Work to do
Images embedded in the records are excluded; print everything else exactly as given.

Supplied material
[Start]

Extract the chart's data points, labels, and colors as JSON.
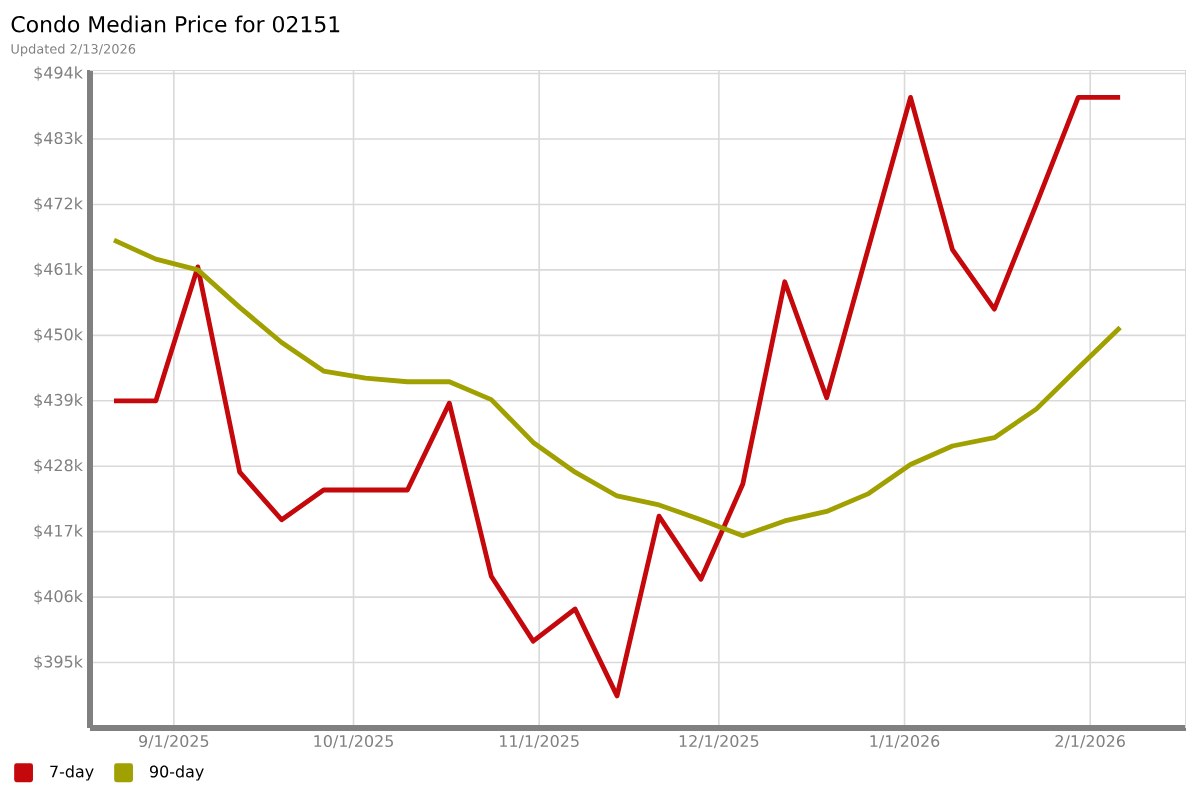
{
  "chart_data": {
    "type": "line",
    "title": "Condo Median Price for 02151",
    "subtitle": "Updated 2/13/2026",
    "x": [
      "2025-08-22",
      "2025-08-29",
      "2025-09-05",
      "2025-09-12",
      "2025-09-19",
      "2025-09-26",
      "2025-10-03",
      "2025-10-10",
      "2025-10-17",
      "2025-10-24",
      "2025-10-31",
      "2025-11-07",
      "2025-11-14",
      "2025-11-21",
      "2025-11-28",
      "2025-12-05",
      "2025-12-12",
      "2025-12-19",
      "2025-12-26",
      "2026-01-02",
      "2026-01-09",
      "2026-01-16",
      "2026-01-23",
      "2026-01-30",
      "2026-02-06"
    ],
    "series": [
      {
        "name": "7-day",
        "color": "#c4080c",
        "values": [
          439,
          439,
          461.5,
          427,
          419,
          424,
          424,
          424,
          438.6,
          409.5,
          398.6,
          404,
          389.4,
          419.6,
          409,
          425,
          459,
          439.5,
          464.8,
          490,
          464.4,
          454.4,
          472,
          490,
          490
        ]
      },
      {
        "name": "90-day",
        "color": "#a0a000",
        "values": [
          466,
          462.8,
          461,
          454.7,
          448.8,
          444,
          442.8,
          442.2,
          442.2,
          439.2,
          432,
          427,
          423,
          421.5,
          419,
          416.3,
          418.8,
          420.4,
          423.4,
          428.3,
          431.4,
          432.8,
          437.6,
          444.5,
          451.3
        ]
      }
    ],
    "xlim": [
      "2025-08-18",
      "2026-02-17"
    ],
    "xticks": [
      {
        "value": "2025-09-01",
        "label": "9/1/2025"
      },
      {
        "value": "2025-10-01",
        "label": "10/1/2025"
      },
      {
        "value": "2025-11-01",
        "label": "11/1/2025"
      },
      {
        "value": "2025-12-01",
        "label": "12/1/2025"
      },
      {
        "value": "2026-01-01",
        "label": "1/1/2026"
      },
      {
        "value": "2026-02-01",
        "label": "2/1/2026"
      }
    ],
    "ylim": [
      384,
      494.6
    ],
    "yticks": [
      {
        "value": 395,
        "label": "$395k"
      },
      {
        "value": 406,
        "label": "$406k"
      },
      {
        "value": 417,
        "label": "$417k"
      },
      {
        "value": 428,
        "label": "$428k"
      },
      {
        "value": 439,
        "label": "$439k"
      },
      {
        "value": 450,
        "label": "$450k"
      },
      {
        "value": 461,
        "label": "$461k"
      },
      {
        "value": 472,
        "label": "$472k"
      },
      {
        "value": 483,
        "label": "$483k"
      },
      {
        "value": 494,
        "label": "$494k"
      }
    ],
    "grid": true,
    "legend": "bottom"
  }
}
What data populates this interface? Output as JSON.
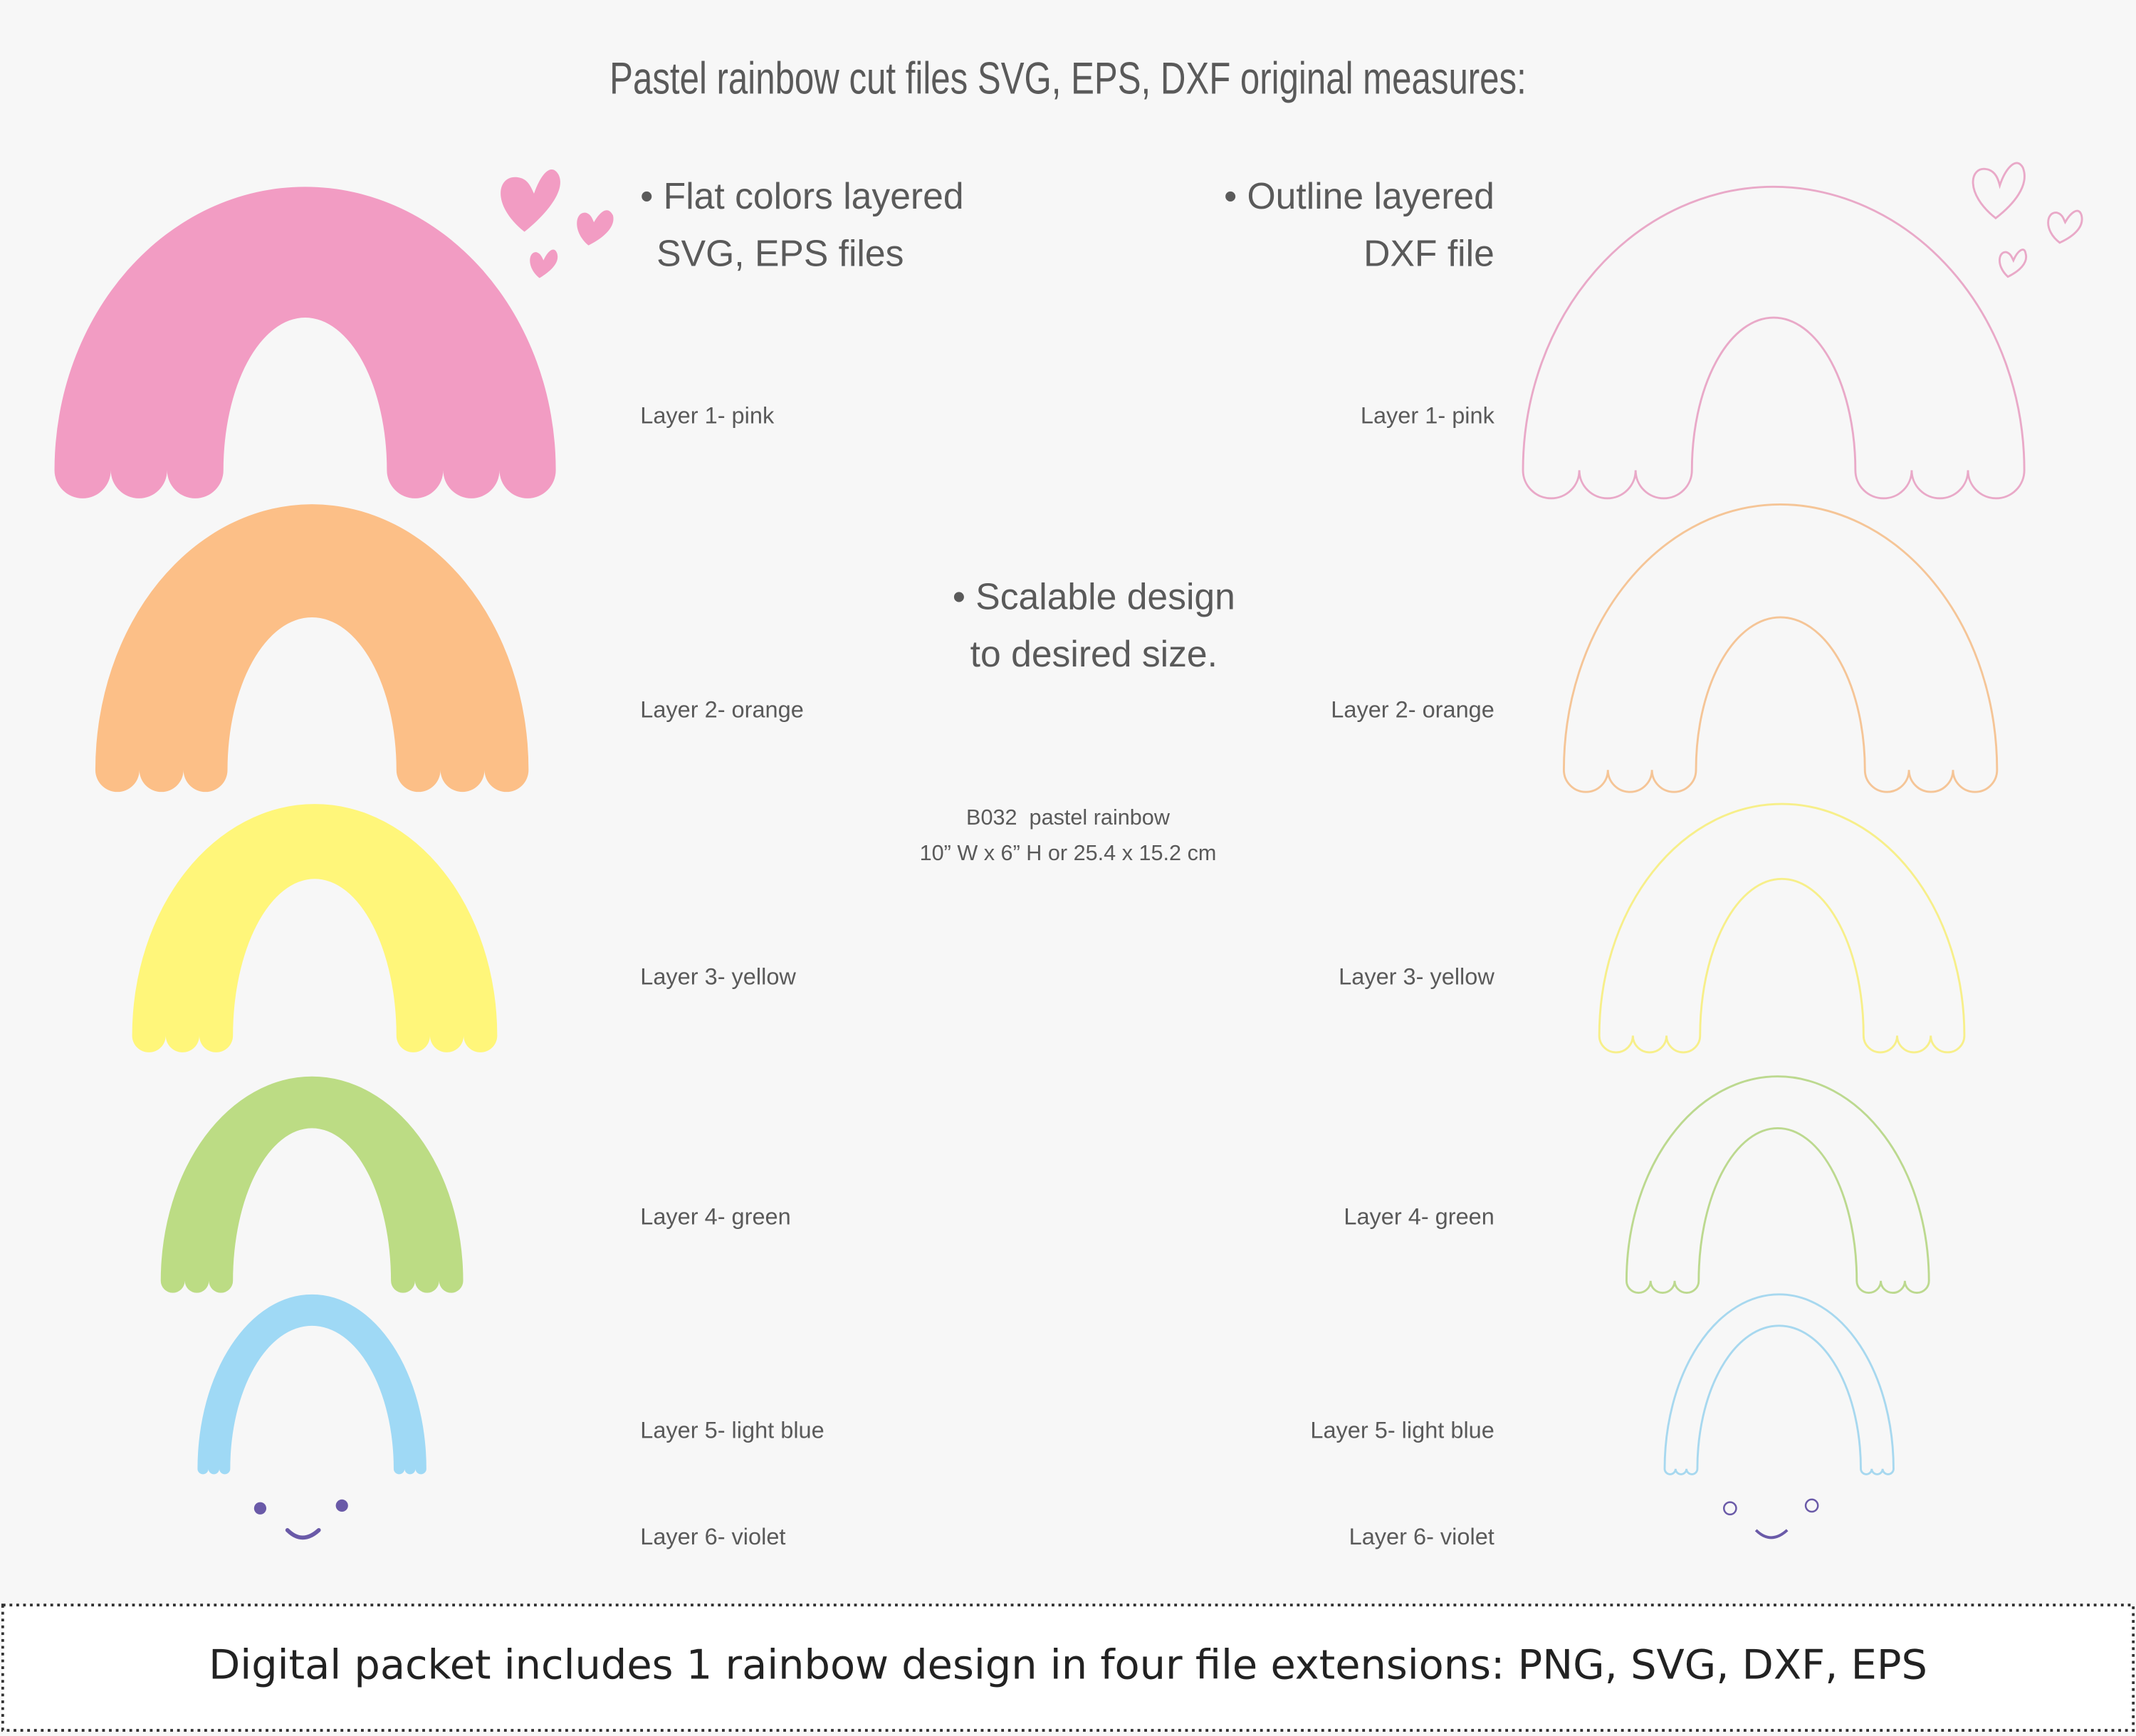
{
  "title": "Pastel rainbow cut files SVG, EPS, DXF original measures:",
  "flat": {
    "lines": [
      "• Flat colors layered",
      "SVG, EPS files"
    ]
  },
  "outline": {
    "lines": [
      "• Outline layered",
      "DXF file"
    ]
  },
  "scalable": {
    "lines": [
      "• Scalable design",
      "to desired size."
    ]
  },
  "product": {
    "code": "B032  pastel rainbow",
    "size": "10” W x 6” H or 25.4 x 15.2 cm"
  },
  "layers": [
    "Layer 1- pink",
    "Layer 2- orange",
    "Layer 3- yellow",
    "Layer 4- green",
    "Layer 5- light blue",
    "Layer 6- violet"
  ],
  "footer": "Digital packet includes 1 rainbow design in four file extensions: PNG, SVG, DXF, EPS"
}
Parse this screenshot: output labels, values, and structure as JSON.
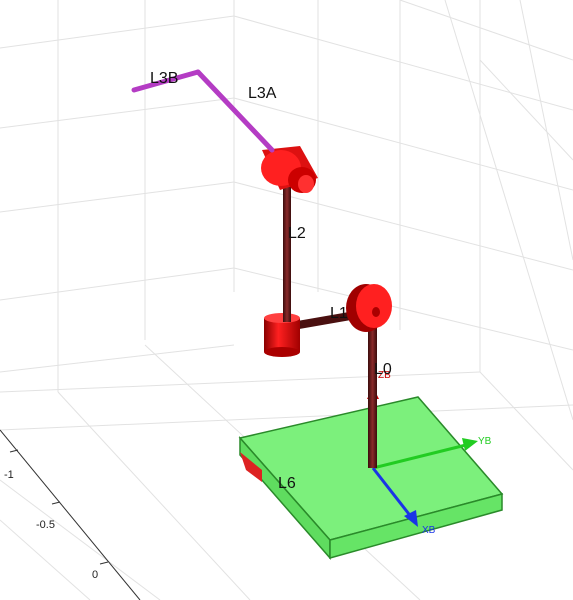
{
  "link_labels": {
    "l3b": "L3B",
    "l3a": "L3A",
    "l2": "L2",
    "l1": "L1",
    "l0": "L0",
    "l6": "L6"
  },
  "frame_axes": {
    "yb": "YB",
    "xb": "XB",
    "zb": "ZB"
  },
  "tick_labels": [
    "-1",
    "-0.5",
    "0"
  ],
  "colors": {
    "grid": "#e2e2e2",
    "joint_red": "#dd1111",
    "link_dark": "#5a1a1a",
    "link_magenta": "#b43cc4",
    "base_green": "#7cf07c",
    "axis_red": "#cc0000",
    "axis_green": "#22cc22",
    "axis_blue": "#1a35e6"
  }
}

[End]

Correct response
Extract the chart's data points, labels, and colors as JSON.
{
  "chart_data": {
    "type": "line",
    "title": "Condo Median Price for 02151",
    "subtitle": "Updated 2/13/2026",
    "x": [
      "2025-08-22",
      "2025-08-29",
      "2025-09-05",
      "2025-09-12",
      "2025-09-19",
      "2025-09-26",
      "2025-10-03",
      "2025-10-10",
      "2025-10-17",
      "2025-10-24",
      "2025-10-31",
      "2025-11-07",
      "2025-11-14",
      "2025-11-21",
      "2025-11-28",
      "2025-12-05",
      "2025-12-12",
      "2025-12-19",
      "2025-12-26",
      "2026-01-02",
      "2026-01-09",
      "2026-01-16",
      "2026-01-23",
      "2026-01-30",
      "2026-02-06"
    ],
    "series": [
      {
        "name": "7-day",
        "color": "#c4080c",
        "values": [
          439,
          439,
          461.5,
          427,
          419,
          424,
          424,
          424,
          438.6,
          409.5,
          398.6,
          404,
          389.4,
          419.6,
          409,
          425,
          459,
          439.5,
          464.8,
          490,
          464.4,
          454.4,
          472,
          490,
          490
        ]
      },
      {
        "name": "90-day",
        "color": "#a0a000",
        "values": [
          466,
          462.8,
          461,
          454.7,
          448.8,
          444,
          442.8,
          442.2,
          442.2,
          439.2,
          432,
          427,
          423,
          421.5,
          419,
          416.3,
          418.8,
          420.4,
          423.4,
          428.3,
          431.4,
          432.8,
          437.6,
          444.5,
          451.3
        ]
      }
    ],
    "xlim": [
      "2025-08-18",
      "2026-02-17"
    ],
    "xticks": [
      {
        "value": "2025-09-01",
        "label": "9/1/2025"
      },
      {
        "value": "2025-10-01",
        "label": "10/1/2025"
      },
      {
        "value": "2025-11-01",
        "label": "11/1/2025"
      },
      {
        "value": "2025-12-01",
        "label": "12/1/2025"
      },
      {
        "value": "2026-01-01",
        "label": "1/1/2026"
      },
      {
        "value": "2026-02-01",
        "label": "2/1/2026"
      }
    ],
    "ylim": [
      384,
      494.6
    ],
    "yticks": [
      {
        "value": 395,
        "label": "$395k"
      },
      {
        "value": 406,
        "label": "$406k"
      },
      {
        "value": 417,
        "label": "$417k"
      },
      {
        "value": 428,
        "label": "$428k"
      },
      {
        "value": 439,
        "label": "$439k"
      },
      {
        "value": 450,
        "label": "$450k"
      },
      {
        "value": 461,
        "label": "$461k"
      },
      {
        "value": 472,
        "label": "$472k"
      },
      {
        "value": 483,
        "label": "$483k"
      },
      {
        "value": 494,
        "label": "$494k"
      }
    ],
    "grid": true,
    "legend": "bottom"
  }
}
What data populates this interface? Output as JSON.
{
  "title": "Pastel rainbow cut files SVG, EPS, DXF original measures:",
  "flat": {
    "lines": [
      "• Flat colors layered",
      "SVG, EPS files"
    ]
  },
  "outline": {
    "lines": [
      "• Outline layered",
      "DXF file"
    ]
  },
  "scalable": {
    "lines": [
      "• Scalable design",
      "to desired size."
    ]
  },
  "product": {
    "code": "B032  pastel rainbow",
    "size": "10” W x 6” H or 25.4 x 15.2 cm"
  },
  "layers": [
    "Layer 1- pink",
    "Layer 2- orange",
    "Layer 3- yellow",
    "Layer 4- green",
    "Layer 5- light blue",
    "Layer 6- violet"
  ],
  "footer": "Digital packet includes 1 rainbow design in four file extensions: PNG, SVG, DXF, EPS"
}
Parse this screenshot: output labels, values, and structure as JSON.
{
  "link_labels": {
    "l3b": "L3B",
    "l3a": "L3A",
    "l2": "L2",
    "l1": "L1",
    "l0": "L0",
    "l6": "L6"
  },
  "frame_axes": {
    "yb": "YB",
    "xb": "XB",
    "zb": "ZB"
  },
  "tick_labels": [
    "-1",
    "-0.5",
    "0"
  ],
  "colors": {
    "grid": "#e2e2e2",
    "joint_red": "#dd1111",
    "link_dark": "#5a1a1a",
    "link_magenta": "#b43cc4",
    "base_green": "#7cf07c",
    "axis_red": "#cc0000",
    "axis_green": "#22cc22",
    "axis_blue": "#1a35e6"
  }
}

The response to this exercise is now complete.